RAW RECORDS>
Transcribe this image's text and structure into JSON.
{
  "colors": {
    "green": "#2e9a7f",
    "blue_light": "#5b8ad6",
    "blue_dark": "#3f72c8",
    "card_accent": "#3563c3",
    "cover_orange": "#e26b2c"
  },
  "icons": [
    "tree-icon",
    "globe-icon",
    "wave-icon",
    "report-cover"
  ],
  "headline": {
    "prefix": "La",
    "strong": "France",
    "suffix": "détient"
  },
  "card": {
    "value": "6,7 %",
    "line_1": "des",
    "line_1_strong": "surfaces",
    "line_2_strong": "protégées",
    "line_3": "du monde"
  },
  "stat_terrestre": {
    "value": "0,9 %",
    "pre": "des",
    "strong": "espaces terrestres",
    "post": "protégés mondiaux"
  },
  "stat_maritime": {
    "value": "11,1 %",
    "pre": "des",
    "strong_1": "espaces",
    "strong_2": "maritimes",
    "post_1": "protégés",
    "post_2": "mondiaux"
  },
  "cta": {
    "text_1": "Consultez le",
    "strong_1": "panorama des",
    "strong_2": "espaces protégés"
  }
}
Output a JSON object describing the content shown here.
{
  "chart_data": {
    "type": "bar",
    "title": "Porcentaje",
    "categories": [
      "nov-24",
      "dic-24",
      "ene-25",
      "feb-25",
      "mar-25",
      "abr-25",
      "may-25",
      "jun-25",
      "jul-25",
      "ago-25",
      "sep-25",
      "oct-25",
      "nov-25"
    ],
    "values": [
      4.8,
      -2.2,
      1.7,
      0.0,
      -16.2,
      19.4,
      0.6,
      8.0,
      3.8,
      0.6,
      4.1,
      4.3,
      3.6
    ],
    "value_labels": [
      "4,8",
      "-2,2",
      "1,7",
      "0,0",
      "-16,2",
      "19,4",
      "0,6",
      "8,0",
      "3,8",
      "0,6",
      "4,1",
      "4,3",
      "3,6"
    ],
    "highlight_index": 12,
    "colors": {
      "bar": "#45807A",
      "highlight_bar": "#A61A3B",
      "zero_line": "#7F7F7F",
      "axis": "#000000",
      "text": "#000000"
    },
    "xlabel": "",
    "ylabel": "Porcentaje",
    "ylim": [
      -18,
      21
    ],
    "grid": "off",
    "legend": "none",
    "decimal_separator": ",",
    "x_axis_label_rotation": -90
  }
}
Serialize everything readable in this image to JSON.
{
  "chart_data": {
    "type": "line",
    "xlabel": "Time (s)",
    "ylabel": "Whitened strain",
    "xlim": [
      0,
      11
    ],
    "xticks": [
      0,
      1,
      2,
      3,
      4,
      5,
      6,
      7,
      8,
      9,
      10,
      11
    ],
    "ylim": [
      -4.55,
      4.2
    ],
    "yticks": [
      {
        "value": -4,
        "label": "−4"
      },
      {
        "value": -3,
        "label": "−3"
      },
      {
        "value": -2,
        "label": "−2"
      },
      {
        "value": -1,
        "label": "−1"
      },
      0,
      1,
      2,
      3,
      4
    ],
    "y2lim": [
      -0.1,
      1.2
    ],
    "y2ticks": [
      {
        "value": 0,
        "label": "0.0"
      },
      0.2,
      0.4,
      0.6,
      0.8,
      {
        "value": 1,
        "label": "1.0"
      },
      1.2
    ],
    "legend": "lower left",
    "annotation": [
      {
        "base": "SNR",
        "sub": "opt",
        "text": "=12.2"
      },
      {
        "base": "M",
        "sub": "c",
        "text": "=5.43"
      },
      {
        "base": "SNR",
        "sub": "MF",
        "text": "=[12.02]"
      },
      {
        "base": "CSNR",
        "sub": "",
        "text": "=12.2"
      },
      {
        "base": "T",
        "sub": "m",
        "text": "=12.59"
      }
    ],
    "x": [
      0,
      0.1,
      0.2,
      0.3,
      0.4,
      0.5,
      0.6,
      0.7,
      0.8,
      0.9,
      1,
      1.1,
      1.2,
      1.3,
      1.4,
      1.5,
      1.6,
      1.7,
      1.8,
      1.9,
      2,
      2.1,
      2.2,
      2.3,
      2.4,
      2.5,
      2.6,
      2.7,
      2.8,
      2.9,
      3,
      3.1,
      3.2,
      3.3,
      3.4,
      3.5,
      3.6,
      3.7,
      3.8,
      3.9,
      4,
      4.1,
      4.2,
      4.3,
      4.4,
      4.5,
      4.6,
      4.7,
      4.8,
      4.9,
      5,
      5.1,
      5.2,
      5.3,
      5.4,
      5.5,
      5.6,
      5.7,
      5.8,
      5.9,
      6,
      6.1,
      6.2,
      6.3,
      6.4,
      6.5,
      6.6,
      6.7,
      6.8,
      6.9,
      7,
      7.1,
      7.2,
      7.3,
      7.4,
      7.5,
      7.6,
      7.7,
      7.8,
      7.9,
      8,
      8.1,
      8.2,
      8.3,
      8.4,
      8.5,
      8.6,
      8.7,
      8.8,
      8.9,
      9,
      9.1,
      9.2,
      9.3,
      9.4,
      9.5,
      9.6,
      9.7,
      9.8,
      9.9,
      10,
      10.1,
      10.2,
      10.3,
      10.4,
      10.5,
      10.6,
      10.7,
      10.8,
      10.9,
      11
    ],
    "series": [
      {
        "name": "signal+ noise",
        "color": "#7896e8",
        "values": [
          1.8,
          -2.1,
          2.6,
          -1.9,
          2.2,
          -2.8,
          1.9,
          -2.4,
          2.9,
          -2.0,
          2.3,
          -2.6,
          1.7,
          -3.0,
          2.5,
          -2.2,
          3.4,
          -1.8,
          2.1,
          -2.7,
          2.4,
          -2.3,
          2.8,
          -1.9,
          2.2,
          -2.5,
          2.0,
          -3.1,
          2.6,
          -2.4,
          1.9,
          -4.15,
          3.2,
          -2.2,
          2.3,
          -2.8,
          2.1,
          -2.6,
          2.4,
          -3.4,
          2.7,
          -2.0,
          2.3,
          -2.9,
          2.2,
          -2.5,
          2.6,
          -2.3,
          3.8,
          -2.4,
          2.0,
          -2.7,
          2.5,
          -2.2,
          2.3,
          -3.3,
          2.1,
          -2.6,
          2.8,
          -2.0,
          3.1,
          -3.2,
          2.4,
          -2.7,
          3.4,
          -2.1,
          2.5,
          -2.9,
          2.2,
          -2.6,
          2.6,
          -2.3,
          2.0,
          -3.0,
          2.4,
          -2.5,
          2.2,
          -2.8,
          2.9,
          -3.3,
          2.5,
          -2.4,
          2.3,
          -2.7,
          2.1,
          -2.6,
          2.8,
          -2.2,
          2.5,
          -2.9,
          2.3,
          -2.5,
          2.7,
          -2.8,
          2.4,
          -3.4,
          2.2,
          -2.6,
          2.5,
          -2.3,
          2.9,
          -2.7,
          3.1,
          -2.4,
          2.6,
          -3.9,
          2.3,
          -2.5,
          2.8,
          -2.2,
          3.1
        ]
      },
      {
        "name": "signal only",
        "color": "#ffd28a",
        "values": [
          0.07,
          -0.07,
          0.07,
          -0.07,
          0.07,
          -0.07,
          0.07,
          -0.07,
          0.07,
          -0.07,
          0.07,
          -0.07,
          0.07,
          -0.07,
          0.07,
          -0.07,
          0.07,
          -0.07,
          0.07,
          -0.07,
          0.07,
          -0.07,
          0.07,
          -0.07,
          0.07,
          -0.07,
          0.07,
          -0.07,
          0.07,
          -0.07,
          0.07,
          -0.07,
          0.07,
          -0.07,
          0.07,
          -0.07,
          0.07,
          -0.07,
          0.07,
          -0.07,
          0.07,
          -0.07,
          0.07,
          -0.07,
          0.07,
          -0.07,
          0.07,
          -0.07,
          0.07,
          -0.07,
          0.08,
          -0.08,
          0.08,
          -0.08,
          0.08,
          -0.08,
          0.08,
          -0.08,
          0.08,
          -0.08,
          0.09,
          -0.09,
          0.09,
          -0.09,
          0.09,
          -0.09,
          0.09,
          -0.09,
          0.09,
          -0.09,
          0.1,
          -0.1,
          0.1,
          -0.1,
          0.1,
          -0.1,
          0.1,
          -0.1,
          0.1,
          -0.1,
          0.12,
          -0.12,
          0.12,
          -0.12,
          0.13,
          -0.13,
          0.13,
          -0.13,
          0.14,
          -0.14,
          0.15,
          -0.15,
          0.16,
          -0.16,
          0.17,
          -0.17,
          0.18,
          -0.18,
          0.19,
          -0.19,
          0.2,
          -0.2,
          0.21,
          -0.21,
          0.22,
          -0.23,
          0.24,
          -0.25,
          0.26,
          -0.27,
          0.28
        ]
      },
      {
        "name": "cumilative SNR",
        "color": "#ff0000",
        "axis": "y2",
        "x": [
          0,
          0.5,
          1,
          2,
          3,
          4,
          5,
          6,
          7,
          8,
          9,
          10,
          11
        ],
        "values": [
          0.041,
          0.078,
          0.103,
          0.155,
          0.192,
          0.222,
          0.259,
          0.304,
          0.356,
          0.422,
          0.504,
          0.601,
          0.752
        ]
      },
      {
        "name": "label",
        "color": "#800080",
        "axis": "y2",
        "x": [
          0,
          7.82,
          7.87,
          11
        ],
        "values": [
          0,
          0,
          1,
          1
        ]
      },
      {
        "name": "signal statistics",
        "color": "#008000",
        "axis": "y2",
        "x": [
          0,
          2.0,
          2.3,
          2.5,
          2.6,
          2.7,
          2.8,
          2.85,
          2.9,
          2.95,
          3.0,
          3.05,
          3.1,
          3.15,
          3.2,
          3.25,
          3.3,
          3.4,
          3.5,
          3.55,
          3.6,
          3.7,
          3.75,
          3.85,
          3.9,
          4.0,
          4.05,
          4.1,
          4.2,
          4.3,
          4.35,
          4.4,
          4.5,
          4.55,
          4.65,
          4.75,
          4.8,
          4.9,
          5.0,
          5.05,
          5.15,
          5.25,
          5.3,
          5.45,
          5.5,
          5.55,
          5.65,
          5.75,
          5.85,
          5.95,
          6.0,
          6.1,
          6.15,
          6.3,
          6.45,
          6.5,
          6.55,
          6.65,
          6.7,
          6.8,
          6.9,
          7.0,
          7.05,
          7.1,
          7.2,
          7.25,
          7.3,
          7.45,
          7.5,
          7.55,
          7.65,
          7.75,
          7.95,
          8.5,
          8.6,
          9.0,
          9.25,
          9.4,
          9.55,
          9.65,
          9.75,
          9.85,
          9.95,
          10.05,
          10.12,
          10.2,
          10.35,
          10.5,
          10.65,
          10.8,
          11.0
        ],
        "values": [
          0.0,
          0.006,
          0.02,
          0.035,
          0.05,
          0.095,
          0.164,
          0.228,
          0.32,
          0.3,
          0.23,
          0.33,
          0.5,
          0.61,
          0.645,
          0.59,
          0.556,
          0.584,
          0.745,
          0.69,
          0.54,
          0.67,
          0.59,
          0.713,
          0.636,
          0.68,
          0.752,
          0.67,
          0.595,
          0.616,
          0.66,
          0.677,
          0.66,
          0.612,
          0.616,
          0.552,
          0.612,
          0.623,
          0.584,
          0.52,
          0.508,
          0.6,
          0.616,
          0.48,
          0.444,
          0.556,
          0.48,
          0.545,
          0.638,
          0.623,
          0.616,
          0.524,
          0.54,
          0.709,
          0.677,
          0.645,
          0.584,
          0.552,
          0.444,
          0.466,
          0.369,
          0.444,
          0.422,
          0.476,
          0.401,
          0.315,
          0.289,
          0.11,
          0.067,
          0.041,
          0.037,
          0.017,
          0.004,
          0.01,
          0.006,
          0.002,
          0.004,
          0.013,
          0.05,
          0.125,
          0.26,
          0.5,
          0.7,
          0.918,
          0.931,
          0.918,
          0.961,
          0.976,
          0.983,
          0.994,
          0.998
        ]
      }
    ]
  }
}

WHAT TO WORK ON>
Gather up every line in the data above that contains the word "base", copying each one.

EXPECTED OUTPUT>
        "base": "SNR",
        "base": "M",
        "base": "SNR",
        "base": "CSNR",
        "base": "T",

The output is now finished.